Boxed element items
§

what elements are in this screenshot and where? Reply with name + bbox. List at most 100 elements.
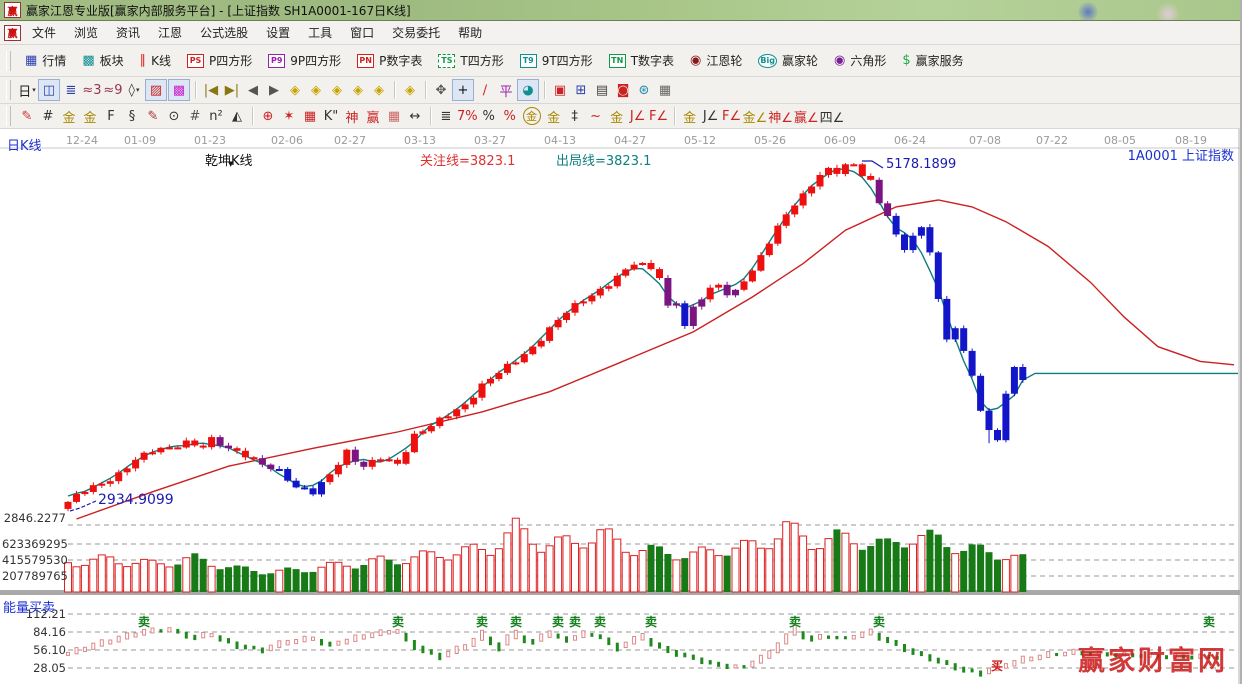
plain-comb-icon[interactable]: # [185,106,205,126]
diamond-left-icon[interactable]: ◈ [285,80,305,100]
shen-comb-icon[interactable]: 神 [342,106,362,126]
pane-type-label[interactable]: 日K线 [7,135,42,154]
f-angle-icon[interactable]: F∠ [649,106,669,126]
caret-down-icon[interactable]: ▼ [228,160,233,168]
smart-brain-icon[interactable]: ◕ [517,79,539,101]
title-bar: 赢 赢家江恩专业版[赢家内部服务平台] - [上证指数 SH1A0001-167… [0,0,1240,21]
ink-pen-icon[interactable]: ‡ [565,106,585,126]
next-page-icon[interactable]: ▶ [264,80,284,100]
span-arrow-icon[interactable]: ↔ [405,106,425,126]
sell-signal-marker: 卖 [645,613,657,630]
diamond-reset-icon[interactable]: ◈ [400,80,420,100]
winner-wheel-button[interactable]: Big赢家轮 [751,49,825,72]
toolbar-nav: 日▾◫≣≈3≈9◊▾▨▩|◀▶|◀▶◈◈◈◈◈◈✥+∕平◕▣⊞▤◙⊛▦ [0,77,1240,104]
grid-123-icon[interactable]: ▦ [384,106,404,126]
trendline-tool-icon[interactable]: ∕ [475,80,495,100]
j-angle-icon[interactable]: J∠ [628,106,648,126]
first-page-icon[interactable]: |◀ [201,80,221,100]
volume-colors-icon[interactable]: ▩ [168,79,190,101]
time-circle-icon[interactable]: ⊙ [164,106,184,126]
target-circle-icon[interactable]: ⊕ [258,106,278,126]
f-comb-icon[interactable]: F [101,106,121,126]
gold-circle-icon[interactable]: 金 [523,107,541,125]
hexagon-button[interactable]: ◉六角形 [827,49,893,72]
menu-item-工具[interactable]: 工具 [299,22,341,43]
menu-item-文件[interactable]: 文件 [23,22,65,43]
gold-angle-icon[interactable]: 金∠ [743,106,768,126]
draw-pen-icon[interactable]: ✎ [17,106,37,126]
quotes-button[interactable]: ▦行情 [18,49,73,72]
percent-icon[interactable]: % [479,106,499,126]
period-day-dropdown[interactable]: 日▾ [17,80,37,100]
hand-tool-icon[interactable]: ✥ [431,80,451,100]
kline-chart-canvas[interactable] [0,129,1242,684]
gold-line-icon[interactable]: 金 [544,106,564,126]
menu-item-设置[interactable]: 设置 [257,22,299,43]
percent-line-icon[interactable]: % [500,106,520,126]
p-square-button[interactable]: PSP四方形 [180,49,259,72]
a-wave-icon[interactable]: ~ [586,106,606,126]
date-tick-06-24: 06-24 [894,134,926,147]
prev-page-icon[interactable]: ◀ [243,80,263,100]
calendar-icon[interactable]: ▣ [550,80,570,100]
crosshair-icon[interactable]: + [452,79,474,101]
ying-box-icon[interactable]: 赢 [363,106,383,126]
9t-square-icon: T9 [520,54,537,68]
memo-icon[interactable]: ▤ [592,80,612,100]
diamond-compress-icon[interactable]: ◈ [327,80,347,100]
wheel-square-icon[interactable]: ▦ [300,106,320,126]
ying-angle-icon[interactable]: 赢∠ [794,106,819,126]
qiankun-pattern-icon[interactable]: ▨ [145,79,167,101]
si-angle-icon[interactable]: 四∠ [820,106,845,126]
gold-underline-icon[interactable]: 金 [680,106,700,126]
last-page-icon[interactable]: ▶| [222,80,242,100]
kline-label: K线 [151,52,171,69]
j-angle2-icon[interactable]: J∠ [701,106,721,126]
wave3-icon[interactable]: ≈3 [82,80,102,100]
f-angle2-icon[interactable]: F∠ [722,106,742,126]
menu-item-公式选股[interactable]: 公式选股 [191,22,257,43]
gold-line2-icon[interactable]: 金 [607,106,627,126]
gann-comb-icon[interactable]: # [38,106,58,126]
candle-style-dropdown[interactable]: ◊▾ [124,80,144,100]
menu-item-交易委托[interactable]: 交易委托 [383,22,449,43]
menu-item-窗口[interactable]: 窗口 [341,22,383,43]
menu-item-江恩[interactable]: 江恩 [149,22,191,43]
gann-ping-icon[interactable]: 平 [496,80,516,100]
9t-square-button[interactable]: T99T四方形 [513,49,600,72]
save-icon[interactable]: ◙ [613,80,633,100]
t-table-button[interactable]: TNT数字表 [602,49,681,72]
sectors-button[interactable]: ▩板块 [75,49,130,72]
diamond-expand-icon[interactable]: ◈ [348,80,368,100]
menu-item-浏览[interactable]: 浏览 [65,22,107,43]
t-square-button[interactable]: TST四方形 [431,49,510,72]
shen-angle-icon[interactable]: 神∠ [768,106,793,126]
n2-comb-icon[interactable]: n² [206,106,226,126]
menu-item-资讯[interactable]: 资讯 [107,22,149,43]
export-icon[interactable]: ⊛ [634,80,654,100]
percent-strike-icon[interactable]: 7% [457,106,478,126]
gold-comb2-icon[interactable]: 金 [80,106,100,126]
date-tick-04-13: 04-13 [544,134,576,147]
gann-wheel-button[interactable]: ◉江恩轮 [683,49,749,72]
kline-button[interactable]: ∥K线 [133,49,178,72]
chart-overview-icon[interactable]: ◫ [38,79,60,101]
wheel-star-icon[interactable]: ✶ [279,106,299,126]
diamond-fit-icon[interactable]: ◈ [369,80,389,100]
chart-area[interactable]: 12-2401-0901-2302-0602-2703-1303-2704-13… [0,129,1242,684]
marker-pen-icon[interactable]: ✎ [143,106,163,126]
spiral-icon[interactable]: § [122,106,142,126]
wave9-icon[interactable]: ≈9 [103,80,123,100]
f10-info-icon[interactable]: ≣ [61,80,81,100]
calculator-icon[interactable]: ⊞ [571,80,591,100]
mirror-angle-icon[interactable]: ◭ [227,106,247,126]
p-table-button[interactable]: PNP数字表 [350,49,429,72]
print-icon[interactable]: ▦ [655,80,675,100]
diamond-right-icon[interactable]: ◈ [306,80,326,100]
menu-item-帮助[interactable]: 帮助 [449,22,491,43]
winner-service-button[interactable]: $赢家服务 [895,49,970,72]
k-quote-icon[interactable]: K" [321,106,341,126]
gold-comb1-icon[interactable]: 金 [59,106,79,126]
scale-chart-icon[interactable]: ≣ [436,106,456,126]
9p-square-button[interactable]: P99P四方形 [261,49,348,72]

§

Task objective: Please copy every line of the items above word for word, leaving out the pictures.

Expected answer:
what elements are in this screenshot and where? Reply with name + bbox. List at most 100 elements.
plain-comb-icon[interactable]: # [185,106,205,126]
diamond-left-icon[interactable]: ◈ [285,80,305,100]
shen-comb-icon[interactable]: 神 [342,106,362,126]
pane-type-label[interactable]: 日K线 [7,135,42,154]
f-angle-icon[interactable]: F∠ [649,106,669,126]
caret-down-icon[interactable]: ▼ [228,160,233,168]
smart-brain-icon[interactable]: ◕ [517,79,539,101]
title-bar: 赢 赢家江恩专业版[赢家内部服务平台] - [上证指数 SH1A0001-167… [0,0,1240,21]
ink-pen-icon[interactable]: ‡ [565,106,585,126]
next-page-icon[interactable]: ▶ [264,80,284,100]
span-arrow-icon[interactable]: ↔ [405,106,425,126]
sell-signal-marker: 卖 [645,613,657,630]
diamond-reset-icon[interactable]: ◈ [400,80,420,100]
winner-wheel-button[interactable]: Big赢家轮 [751,49,825,72]
toolbar-nav: 日▾◫≣≈3≈9◊▾▨▩|◀▶|◀▶◈◈◈◈◈◈✥+∕平◕▣⊞▤◙⊛▦ [0,77,1240,104]
grid-123-icon[interactable]: ▦ [384,106,404,126]
trendline-tool-icon[interactable]: ∕ [475,80,495,100]
j-angle-icon[interactable]: J∠ [628,106,648,126]
first-page-icon[interactable]: |◀ [201,80,221,100]
volume-colors-icon[interactable]: ▩ [168,79,190,101]
time-circle-icon[interactable]: ⊙ [164,106,184,126]
target-circle-icon[interactable]: ⊕ [258,106,278,126]
f-comb-icon[interactable]: F [101,106,121,126]
gold-circle-icon[interactable]: 金 [523,107,541,125]
hexagon-button[interactable]: ◉六角形 [827,49,893,72]
menu-item-工具[interactable]: 工具 [299,22,341,43]
menu-item-文件[interactable]: 文件 [23,22,65,43]
gold-angle-icon[interactable]: 金∠ [743,106,768,126]
draw-pen-icon[interactable]: ✎ [17,106,37,126]
quotes-button[interactable]: ▦行情 [18,49,73,72]
percent-icon[interactable]: % [479,106,499,126]
period-day-dropdown[interactable]: 日▾ [17,80,37,100]
hand-tool-icon[interactable]: ✥ [431,80,451,100]
kline-chart-canvas[interactable] [0,129,1242,684]
gold-line-icon[interactable]: 金 [544,106,564,126]
menu-item-设置[interactable]: 设置 [257,22,299,43]
percent-line-icon[interactable]: % [500,106,520,126]
p-square-button[interactable]: PSP四方形 [180,49,259,72]
a-wave-icon[interactable]: ~ [586,106,606,126]
date-tick-06-24: 06-24 [894,134,926,147]
prev-page-icon[interactable]: ◀ [243,80,263,100]
calendar-icon[interactable]: ▣ [550,80,570,100]
crosshair-icon[interactable]: + [452,79,474,101]
ying-box-icon[interactable]: 赢 [363,106,383,126]
9t-square-icon: T9 [520,54,537,68]
memo-icon[interactable]: ▤ [592,80,612,100]
diamond-compress-icon[interactable]: ◈ [327,80,347,100]
wheel-square-icon[interactable]: ▦ [300,106,320,126]
ying-angle-icon[interactable]: 赢∠ [794,106,819,126]
qiankun-pattern-icon[interactable]: ▨ [145,79,167,101]
si-angle-icon[interactable]: 四∠ [820,106,845,126]
gold-underline-icon[interactable]: 金 [680,106,700,126]
last-page-icon[interactable]: ▶| [222,80,242,100]
kline-label: K线 [151,52,171,69]
j-angle2-icon[interactable]: J∠ [701,106,721,126]
wave3-icon[interactable]: ≈3 [82,80,102,100]
f-angle2-icon[interactable]: F∠ [722,106,742,126]
menu-item-公式选股[interactable]: 公式选股 [191,22,257,43]
gold-line2-icon[interactable]: 金 [607,106,627,126]
gann-comb-icon[interactable]: # [38,106,58,126]
candle-style-dropdown[interactable]: ◊▾ [124,80,144,100]
menu-item-交易委托[interactable]: 交易委托 [383,22,449,43]
menu-item-窗口[interactable]: 窗口 [341,22,383,43]
menu-item-江恩[interactable]: 江恩 [149,22,191,43]
gann-ping-icon[interactable]: 平 [496,80,516,100]
9t-square-button[interactable]: T99T四方形 [513,49,600,72]
save-icon[interactable]: ◙ [613,80,633,100]
t-table-button[interactable]: TNT数字表 [602,49,681,72]
sectors-button[interactable]: ▩板块 [75,49,130,72]
diamond-expand-icon[interactable]: ◈ [348,80,368,100]
menu-item-浏览[interactable]: 浏览 [65,22,107,43]
t-square-button[interactable]: TST四方形 [431,49,510,72]
shen-angle-icon[interactable]: 神∠ [768,106,793,126]
n2-comb-icon[interactable]: n² [206,106,226,126]
menu-item-资讯[interactable]: 资讯 [107,22,149,43]
export-icon[interactable]: ⊛ [634,80,654,100]
percent-strike-icon[interactable]: 7% [457,106,478,126]
gold-comb2-icon[interactable]: 金 [80,106,100,126]
date-tick-04-13: 04-13 [544,134,576,147]
gann-wheel-button[interactable]: ◉江恩轮 [683,49,749,72]
kline-button[interactable]: ∥K线 [133,49,178,72]
chart-overview-icon[interactable]: ◫ [38,79,60,101]
wheel-star-icon[interactable]: ✶ [279,106,299,126]
diamond-fit-icon[interactable]: ◈ [369,80,389,100]
chart-area[interactable]: 12-2401-0901-2302-0602-2703-1303-2704-13… [0,129,1242,684]
marker-pen-icon[interactable]: ✎ [143,106,163,126]
spiral-icon[interactable]: § [122,106,142,126]
wave9-icon[interactable]: ≈9 [103,80,123,100]
f10-info-icon[interactable]: ≣ [61,80,81,100]
calculator-icon[interactable]: ⊞ [571,80,591,100]
mirror-angle-icon[interactable]: ◭ [227,106,247,126]
p-table-button[interactable]: PNP数字表 [350,49,429,72]
print-icon[interactable]: ▦ [655,80,675,100]
diamond-right-icon[interactable]: ◈ [306,80,326,100]
menu-item-帮助[interactable]: 帮助 [449,22,491,43]
winner-service-button[interactable]: $赢家服务 [895,49,970,72]
k-quote-icon[interactable]: K" [321,106,341,126]
gold-comb1-icon[interactable]: 金 [59,106,79,126]
scale-chart-icon[interactable]: ≣ [436,106,456,126]
9p-square-button[interactable]: P99P四方形 [261,49,348,72]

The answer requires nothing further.